-- begin Supplied records --
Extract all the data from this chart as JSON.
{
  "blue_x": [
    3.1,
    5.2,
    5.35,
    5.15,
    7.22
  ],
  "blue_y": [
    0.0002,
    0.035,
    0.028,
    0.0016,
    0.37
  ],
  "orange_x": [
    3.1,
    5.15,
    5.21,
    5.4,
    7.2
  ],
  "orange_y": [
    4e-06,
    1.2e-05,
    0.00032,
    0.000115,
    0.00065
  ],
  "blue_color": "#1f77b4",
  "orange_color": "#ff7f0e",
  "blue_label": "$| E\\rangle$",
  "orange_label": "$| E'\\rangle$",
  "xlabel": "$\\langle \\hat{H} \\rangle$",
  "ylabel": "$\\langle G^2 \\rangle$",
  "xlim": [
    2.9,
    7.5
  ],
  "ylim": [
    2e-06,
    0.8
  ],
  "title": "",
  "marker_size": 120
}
-- end Supplied records --
Your instructions:
Extract each line of the listing above, copying it word for word.

Answer below:
Extract all the data from this chart as JSON.
{
  "blue_x": [
    3.1,
    5.2,
    5.35,
    5.15,
    7.22
  ],
  "blue_y": [
    0.0002,
    0.035,
    0.028,
    0.0016,
    0.37
  ],
  "orange_x": [
    3.1,
    5.15,
    5.21,
    5.4,
    7.2
  ],
  "orange_y": [
    4e-06,
    1.2e-05,
    0.00032,
    0.000115,
    0.00065
  ],
  "blue_color": "#1f77b4",
  "orange_color": "#ff7f0e",
  "blue_label": "$| E\\rangle$",
  "orange_label": "$| E'\\rangle$",
  "xlabel": "$\\langle \\hat{H} \\rangle$",
  "ylabel": "$\\langle G^2 \\rangle$",
  "xlim": [
    2.9,
    7.5
  ],
  "ylim": [
    2e-06,
    0.8
  ],
  "title": "",
  "marker_size": 120
}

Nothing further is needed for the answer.